Entries shown
* START *
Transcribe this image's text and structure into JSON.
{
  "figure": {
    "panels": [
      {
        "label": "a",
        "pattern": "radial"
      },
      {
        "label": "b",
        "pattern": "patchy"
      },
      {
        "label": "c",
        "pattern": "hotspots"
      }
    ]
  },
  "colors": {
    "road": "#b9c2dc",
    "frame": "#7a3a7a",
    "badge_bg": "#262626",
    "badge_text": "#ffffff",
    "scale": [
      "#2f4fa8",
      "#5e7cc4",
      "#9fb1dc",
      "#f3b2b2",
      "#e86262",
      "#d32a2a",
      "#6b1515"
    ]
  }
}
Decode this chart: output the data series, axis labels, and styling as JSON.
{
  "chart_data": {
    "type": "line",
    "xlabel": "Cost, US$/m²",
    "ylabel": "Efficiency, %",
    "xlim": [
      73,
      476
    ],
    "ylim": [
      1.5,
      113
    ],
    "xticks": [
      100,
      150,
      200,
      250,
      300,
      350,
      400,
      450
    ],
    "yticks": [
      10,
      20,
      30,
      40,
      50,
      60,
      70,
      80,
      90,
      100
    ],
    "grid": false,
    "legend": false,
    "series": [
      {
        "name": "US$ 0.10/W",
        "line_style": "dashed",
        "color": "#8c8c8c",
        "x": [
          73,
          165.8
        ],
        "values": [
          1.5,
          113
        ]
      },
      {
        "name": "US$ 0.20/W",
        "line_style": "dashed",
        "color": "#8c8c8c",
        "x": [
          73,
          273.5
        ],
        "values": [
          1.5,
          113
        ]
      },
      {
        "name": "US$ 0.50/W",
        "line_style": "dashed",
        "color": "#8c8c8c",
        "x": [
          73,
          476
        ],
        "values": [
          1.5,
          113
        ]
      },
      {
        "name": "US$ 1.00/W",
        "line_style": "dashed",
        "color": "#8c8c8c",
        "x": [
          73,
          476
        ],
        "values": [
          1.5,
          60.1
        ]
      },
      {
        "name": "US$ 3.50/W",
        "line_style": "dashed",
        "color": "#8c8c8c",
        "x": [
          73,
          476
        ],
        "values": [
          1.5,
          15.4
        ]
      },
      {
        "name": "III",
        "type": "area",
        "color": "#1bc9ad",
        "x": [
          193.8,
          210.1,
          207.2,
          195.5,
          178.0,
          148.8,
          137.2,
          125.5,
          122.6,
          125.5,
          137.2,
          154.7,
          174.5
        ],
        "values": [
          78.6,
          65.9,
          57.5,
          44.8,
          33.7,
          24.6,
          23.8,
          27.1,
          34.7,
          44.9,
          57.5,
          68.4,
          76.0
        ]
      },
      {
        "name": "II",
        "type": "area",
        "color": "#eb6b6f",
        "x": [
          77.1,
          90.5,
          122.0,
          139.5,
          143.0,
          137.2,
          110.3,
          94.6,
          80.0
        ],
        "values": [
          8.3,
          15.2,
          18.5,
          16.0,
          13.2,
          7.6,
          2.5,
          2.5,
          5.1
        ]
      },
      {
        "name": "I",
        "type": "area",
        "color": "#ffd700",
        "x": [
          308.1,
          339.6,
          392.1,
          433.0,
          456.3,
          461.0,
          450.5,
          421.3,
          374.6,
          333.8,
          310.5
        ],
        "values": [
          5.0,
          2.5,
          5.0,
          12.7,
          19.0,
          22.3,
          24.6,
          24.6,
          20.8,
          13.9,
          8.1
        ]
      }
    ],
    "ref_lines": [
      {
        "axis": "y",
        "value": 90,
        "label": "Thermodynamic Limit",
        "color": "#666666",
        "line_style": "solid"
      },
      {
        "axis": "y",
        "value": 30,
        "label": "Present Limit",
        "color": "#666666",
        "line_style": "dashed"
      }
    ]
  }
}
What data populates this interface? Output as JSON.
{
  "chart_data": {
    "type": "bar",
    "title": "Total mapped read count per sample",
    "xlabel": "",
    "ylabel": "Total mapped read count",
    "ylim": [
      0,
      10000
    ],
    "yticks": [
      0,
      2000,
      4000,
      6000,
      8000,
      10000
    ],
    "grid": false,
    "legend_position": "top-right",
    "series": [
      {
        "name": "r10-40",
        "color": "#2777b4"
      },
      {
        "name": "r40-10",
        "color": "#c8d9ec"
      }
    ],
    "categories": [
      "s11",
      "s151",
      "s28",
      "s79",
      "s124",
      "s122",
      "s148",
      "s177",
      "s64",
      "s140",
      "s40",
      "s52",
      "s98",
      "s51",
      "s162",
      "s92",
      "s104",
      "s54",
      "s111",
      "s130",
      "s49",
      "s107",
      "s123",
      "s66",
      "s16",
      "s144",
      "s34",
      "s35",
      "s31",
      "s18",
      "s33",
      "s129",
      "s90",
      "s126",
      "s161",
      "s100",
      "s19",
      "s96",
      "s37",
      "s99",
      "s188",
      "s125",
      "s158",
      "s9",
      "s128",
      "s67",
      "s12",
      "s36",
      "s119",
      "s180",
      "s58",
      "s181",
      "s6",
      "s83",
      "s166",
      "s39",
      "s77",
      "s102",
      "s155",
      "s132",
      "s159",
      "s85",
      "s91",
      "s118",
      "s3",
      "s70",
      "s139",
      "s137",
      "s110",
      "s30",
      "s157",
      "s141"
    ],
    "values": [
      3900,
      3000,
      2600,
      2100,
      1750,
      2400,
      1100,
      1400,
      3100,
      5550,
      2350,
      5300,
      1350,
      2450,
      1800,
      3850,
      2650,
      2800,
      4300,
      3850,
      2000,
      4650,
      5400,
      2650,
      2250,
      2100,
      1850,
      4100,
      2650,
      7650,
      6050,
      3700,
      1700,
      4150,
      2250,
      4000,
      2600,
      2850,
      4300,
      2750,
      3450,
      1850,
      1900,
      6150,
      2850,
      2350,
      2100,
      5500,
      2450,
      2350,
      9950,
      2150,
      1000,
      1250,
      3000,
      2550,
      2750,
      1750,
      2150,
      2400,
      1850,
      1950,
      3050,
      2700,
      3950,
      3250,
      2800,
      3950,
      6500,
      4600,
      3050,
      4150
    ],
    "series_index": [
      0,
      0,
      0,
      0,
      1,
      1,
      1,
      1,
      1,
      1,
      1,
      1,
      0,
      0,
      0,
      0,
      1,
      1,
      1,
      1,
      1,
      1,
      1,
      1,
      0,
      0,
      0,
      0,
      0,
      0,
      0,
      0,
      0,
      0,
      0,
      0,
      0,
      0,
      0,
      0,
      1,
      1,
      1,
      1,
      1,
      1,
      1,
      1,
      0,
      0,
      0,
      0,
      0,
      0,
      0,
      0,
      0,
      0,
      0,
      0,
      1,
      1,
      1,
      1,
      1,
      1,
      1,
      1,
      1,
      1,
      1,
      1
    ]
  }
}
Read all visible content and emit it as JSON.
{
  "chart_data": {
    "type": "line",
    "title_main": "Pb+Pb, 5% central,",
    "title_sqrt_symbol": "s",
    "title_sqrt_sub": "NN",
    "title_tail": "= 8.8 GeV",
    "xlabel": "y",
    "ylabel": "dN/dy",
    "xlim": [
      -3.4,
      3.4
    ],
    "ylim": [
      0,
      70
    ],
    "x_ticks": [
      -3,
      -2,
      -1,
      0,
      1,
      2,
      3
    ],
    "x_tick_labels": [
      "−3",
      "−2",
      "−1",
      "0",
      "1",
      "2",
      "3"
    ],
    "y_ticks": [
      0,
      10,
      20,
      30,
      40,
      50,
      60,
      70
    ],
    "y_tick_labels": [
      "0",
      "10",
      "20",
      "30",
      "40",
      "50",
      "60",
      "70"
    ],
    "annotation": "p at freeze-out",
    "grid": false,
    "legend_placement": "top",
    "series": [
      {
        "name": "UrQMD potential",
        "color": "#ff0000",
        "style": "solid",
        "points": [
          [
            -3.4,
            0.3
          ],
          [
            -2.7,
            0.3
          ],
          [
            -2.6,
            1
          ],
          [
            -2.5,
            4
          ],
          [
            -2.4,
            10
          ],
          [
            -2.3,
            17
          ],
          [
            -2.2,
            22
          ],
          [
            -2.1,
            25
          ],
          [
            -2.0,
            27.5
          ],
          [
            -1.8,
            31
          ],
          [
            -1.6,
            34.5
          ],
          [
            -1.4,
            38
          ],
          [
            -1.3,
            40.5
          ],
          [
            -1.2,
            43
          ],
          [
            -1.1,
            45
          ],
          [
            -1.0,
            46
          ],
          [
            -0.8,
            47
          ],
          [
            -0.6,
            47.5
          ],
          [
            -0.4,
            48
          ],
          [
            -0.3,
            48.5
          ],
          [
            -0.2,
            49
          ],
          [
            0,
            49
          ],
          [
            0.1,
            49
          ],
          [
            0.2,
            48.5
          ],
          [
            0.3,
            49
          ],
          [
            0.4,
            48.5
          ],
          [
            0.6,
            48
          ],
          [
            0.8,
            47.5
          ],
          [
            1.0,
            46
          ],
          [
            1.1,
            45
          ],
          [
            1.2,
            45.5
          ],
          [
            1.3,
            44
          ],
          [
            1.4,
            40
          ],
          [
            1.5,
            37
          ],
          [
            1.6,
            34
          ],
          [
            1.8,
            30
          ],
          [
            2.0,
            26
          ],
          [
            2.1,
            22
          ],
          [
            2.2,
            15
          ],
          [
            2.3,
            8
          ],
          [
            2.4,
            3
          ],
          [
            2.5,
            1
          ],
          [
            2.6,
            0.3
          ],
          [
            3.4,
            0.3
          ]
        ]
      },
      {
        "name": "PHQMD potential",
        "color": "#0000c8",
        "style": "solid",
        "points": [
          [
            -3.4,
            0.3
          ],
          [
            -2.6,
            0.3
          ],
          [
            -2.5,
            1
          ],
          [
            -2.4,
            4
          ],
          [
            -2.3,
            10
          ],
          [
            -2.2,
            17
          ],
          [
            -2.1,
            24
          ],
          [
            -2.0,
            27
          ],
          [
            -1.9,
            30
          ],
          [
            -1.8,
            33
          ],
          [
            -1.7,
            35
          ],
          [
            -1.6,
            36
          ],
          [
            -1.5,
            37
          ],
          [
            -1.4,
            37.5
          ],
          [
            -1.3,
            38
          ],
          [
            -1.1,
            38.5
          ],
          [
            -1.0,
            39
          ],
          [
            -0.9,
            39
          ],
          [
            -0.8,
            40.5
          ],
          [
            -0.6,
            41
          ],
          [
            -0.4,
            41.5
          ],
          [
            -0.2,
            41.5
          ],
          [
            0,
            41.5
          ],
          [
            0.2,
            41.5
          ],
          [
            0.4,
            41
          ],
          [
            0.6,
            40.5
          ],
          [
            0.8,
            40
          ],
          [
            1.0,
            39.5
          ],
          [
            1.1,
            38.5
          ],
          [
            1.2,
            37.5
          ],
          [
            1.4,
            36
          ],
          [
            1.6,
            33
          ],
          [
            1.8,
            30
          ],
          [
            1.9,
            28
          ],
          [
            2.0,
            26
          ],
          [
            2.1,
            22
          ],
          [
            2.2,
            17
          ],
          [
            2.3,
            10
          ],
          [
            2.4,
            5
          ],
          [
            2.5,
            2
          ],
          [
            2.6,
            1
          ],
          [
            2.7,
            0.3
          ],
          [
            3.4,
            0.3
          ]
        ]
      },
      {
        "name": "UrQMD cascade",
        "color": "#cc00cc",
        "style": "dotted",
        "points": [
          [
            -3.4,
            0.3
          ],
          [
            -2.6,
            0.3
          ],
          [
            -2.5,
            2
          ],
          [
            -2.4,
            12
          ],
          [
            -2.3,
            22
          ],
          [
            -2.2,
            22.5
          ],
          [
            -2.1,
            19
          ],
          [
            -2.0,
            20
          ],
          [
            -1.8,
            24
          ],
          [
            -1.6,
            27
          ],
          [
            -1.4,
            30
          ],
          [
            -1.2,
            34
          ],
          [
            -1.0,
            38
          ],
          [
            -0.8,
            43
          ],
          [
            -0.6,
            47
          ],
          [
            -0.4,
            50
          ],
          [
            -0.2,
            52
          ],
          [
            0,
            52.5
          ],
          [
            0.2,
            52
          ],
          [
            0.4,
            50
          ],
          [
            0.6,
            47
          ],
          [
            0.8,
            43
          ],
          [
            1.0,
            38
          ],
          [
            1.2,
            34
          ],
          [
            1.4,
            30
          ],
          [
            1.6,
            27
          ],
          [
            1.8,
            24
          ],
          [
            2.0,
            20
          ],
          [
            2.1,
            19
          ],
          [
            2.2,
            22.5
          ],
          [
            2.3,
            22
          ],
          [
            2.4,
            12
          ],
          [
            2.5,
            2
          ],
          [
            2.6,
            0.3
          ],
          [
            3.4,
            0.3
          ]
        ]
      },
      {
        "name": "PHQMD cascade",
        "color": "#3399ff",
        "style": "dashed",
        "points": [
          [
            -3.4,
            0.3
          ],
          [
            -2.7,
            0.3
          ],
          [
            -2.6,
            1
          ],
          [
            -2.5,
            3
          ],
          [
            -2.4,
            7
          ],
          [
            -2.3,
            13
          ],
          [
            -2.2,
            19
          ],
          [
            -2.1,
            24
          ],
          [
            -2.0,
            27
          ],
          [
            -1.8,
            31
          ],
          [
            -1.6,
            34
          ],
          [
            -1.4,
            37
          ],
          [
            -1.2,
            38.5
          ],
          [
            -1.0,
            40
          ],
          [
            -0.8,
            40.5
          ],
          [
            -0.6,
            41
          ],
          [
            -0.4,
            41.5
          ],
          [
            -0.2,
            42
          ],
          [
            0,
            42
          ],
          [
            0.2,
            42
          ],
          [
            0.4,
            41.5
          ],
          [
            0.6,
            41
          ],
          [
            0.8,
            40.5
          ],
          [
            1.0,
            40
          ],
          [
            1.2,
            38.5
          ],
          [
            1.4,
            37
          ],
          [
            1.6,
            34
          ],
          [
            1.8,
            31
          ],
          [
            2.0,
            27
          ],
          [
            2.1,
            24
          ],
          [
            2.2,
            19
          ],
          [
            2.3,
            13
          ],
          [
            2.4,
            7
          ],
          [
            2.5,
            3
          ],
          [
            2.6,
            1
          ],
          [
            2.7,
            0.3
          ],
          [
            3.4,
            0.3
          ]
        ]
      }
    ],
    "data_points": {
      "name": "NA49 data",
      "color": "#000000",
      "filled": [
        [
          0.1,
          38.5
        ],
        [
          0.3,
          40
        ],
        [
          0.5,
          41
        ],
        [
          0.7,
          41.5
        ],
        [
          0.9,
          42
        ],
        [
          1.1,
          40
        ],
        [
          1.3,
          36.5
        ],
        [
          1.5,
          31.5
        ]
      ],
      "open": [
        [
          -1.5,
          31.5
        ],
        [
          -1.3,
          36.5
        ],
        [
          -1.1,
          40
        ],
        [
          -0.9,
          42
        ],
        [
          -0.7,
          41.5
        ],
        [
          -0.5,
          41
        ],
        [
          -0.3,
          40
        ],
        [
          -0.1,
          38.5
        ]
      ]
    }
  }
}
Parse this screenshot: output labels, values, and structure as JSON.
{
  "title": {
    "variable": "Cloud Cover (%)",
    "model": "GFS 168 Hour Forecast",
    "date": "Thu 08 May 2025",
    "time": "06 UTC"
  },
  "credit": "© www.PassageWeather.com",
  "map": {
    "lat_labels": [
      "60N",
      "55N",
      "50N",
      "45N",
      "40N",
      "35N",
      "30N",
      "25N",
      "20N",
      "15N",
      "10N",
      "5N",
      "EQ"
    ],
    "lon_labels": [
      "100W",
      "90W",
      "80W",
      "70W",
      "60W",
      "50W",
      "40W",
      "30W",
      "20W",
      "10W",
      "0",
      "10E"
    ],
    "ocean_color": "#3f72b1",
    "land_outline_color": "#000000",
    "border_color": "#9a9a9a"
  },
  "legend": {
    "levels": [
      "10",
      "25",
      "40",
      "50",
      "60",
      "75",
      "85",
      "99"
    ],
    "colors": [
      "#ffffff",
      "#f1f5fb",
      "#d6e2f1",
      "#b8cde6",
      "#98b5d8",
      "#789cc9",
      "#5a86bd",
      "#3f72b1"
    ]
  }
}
* END *
Stated problem
Select and copy every line from the records that includes the word "Limit".

Complete answer
        "label": "Thermodynamic Limit",
        "label": "Present Limit",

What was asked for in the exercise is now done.